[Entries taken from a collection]
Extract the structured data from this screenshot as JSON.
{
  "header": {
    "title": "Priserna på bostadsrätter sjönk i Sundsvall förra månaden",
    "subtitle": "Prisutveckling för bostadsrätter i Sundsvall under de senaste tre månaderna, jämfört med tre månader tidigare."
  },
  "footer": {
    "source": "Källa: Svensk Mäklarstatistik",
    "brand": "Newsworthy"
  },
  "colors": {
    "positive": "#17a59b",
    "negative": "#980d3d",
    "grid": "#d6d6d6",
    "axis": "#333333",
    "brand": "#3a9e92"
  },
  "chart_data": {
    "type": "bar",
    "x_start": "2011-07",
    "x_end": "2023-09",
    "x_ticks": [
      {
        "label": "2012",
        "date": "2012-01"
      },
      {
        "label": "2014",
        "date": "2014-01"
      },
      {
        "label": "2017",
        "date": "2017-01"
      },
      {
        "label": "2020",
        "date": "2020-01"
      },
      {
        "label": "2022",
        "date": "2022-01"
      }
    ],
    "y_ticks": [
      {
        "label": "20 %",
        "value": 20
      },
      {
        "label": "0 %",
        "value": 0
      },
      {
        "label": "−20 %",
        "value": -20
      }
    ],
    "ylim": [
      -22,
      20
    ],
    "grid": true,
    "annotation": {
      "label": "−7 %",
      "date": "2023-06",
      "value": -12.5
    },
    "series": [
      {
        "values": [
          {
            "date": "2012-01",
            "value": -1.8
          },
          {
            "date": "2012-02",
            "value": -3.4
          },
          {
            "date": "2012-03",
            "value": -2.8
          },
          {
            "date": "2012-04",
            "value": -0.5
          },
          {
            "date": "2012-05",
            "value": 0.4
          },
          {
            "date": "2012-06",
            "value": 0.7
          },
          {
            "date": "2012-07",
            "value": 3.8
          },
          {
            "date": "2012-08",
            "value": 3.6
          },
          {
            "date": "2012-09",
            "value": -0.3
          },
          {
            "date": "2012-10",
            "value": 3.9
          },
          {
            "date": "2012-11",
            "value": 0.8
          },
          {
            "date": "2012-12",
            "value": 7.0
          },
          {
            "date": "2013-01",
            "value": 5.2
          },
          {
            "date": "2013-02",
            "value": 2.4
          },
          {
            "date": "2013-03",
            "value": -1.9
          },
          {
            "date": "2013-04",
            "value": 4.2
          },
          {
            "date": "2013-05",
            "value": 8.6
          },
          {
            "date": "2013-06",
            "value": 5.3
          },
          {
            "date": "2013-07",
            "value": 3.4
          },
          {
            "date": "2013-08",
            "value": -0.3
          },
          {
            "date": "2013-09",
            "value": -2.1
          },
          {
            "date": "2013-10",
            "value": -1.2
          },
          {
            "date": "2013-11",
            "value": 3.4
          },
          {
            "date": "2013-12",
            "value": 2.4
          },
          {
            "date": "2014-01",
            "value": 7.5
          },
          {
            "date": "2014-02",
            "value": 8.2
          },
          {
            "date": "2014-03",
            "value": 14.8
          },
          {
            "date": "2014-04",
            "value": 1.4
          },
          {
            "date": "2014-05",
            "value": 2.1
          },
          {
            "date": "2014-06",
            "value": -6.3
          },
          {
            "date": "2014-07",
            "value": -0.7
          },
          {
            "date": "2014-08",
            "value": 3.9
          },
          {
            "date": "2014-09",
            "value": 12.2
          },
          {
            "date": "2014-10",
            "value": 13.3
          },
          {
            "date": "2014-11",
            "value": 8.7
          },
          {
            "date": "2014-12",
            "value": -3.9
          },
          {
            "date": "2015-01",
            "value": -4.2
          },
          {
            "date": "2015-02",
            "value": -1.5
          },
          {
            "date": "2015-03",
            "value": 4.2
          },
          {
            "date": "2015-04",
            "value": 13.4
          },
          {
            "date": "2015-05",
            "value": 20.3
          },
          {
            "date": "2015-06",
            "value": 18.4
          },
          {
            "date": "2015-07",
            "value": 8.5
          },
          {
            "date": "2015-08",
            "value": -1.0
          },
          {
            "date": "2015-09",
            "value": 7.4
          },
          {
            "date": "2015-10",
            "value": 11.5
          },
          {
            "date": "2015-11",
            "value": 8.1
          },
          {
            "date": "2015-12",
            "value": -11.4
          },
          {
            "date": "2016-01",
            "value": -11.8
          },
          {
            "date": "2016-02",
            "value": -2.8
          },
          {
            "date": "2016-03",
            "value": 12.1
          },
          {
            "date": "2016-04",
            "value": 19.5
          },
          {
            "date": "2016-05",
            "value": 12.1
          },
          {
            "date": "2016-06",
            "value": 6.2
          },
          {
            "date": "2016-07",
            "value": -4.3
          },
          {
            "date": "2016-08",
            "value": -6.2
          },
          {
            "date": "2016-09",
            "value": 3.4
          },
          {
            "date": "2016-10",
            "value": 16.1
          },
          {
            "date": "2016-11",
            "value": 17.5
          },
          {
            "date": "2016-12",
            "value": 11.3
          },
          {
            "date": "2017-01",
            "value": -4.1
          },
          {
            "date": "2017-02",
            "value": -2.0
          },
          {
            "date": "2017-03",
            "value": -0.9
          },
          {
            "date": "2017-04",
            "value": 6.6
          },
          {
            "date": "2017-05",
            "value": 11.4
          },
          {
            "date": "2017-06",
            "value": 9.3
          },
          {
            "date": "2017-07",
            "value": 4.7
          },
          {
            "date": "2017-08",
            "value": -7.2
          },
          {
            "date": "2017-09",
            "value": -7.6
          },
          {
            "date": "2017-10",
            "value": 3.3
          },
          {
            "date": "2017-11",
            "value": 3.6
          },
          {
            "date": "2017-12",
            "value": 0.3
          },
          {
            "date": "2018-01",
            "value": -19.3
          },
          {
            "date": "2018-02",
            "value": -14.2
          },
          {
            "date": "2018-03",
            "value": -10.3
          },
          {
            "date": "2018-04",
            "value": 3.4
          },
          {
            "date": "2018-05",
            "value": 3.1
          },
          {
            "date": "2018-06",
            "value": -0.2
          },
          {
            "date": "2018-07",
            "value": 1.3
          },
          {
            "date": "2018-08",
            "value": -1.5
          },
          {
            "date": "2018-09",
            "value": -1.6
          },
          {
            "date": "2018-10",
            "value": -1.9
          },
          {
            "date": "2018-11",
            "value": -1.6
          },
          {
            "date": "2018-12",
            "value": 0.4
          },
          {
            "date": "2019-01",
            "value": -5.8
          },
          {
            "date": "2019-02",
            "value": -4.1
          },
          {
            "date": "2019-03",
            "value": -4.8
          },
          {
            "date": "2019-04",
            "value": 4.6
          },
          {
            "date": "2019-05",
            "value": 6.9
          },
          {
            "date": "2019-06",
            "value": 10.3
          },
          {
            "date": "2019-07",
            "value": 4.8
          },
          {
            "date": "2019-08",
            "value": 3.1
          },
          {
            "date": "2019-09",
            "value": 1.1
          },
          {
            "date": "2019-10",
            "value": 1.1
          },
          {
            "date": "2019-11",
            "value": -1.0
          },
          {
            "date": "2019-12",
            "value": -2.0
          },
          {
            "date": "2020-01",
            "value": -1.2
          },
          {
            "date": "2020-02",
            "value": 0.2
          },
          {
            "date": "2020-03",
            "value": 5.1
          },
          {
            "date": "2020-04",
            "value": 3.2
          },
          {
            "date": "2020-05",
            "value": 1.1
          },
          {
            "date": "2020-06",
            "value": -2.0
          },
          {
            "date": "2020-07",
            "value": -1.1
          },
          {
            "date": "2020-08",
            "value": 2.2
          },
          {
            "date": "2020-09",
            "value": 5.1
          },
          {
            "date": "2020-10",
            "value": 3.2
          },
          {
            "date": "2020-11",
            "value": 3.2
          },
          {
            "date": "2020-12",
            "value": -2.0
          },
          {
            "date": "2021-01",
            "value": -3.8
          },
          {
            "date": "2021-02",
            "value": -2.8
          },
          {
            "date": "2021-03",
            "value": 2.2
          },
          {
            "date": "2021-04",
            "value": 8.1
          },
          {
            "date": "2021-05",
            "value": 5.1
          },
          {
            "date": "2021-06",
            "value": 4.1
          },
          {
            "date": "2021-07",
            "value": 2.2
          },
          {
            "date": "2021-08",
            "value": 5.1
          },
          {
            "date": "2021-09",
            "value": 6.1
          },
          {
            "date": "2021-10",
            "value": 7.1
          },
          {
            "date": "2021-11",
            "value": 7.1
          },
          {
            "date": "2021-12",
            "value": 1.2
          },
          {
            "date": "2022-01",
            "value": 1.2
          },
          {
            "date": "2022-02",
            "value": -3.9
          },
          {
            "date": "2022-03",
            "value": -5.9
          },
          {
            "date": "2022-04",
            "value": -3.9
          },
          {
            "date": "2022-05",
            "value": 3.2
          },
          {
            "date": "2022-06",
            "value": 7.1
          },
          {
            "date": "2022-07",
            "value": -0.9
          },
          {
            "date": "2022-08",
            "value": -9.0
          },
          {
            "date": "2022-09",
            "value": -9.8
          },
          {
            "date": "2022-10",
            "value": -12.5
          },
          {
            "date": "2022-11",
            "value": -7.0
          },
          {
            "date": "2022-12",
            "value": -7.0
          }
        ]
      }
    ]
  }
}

INSTRUCTIONS FOR THE TASK: Search the data for the word "label" and copy each line where it appears.

FULL OUTPUT:
        "label": "2012",
        "label": "2014",
        "label": "2017",
        "label": "2020",
        "label": "2022",
        "label": "20 %",
        "label": "0 %",
        "label": "−20 %",
      "label": "−7 %",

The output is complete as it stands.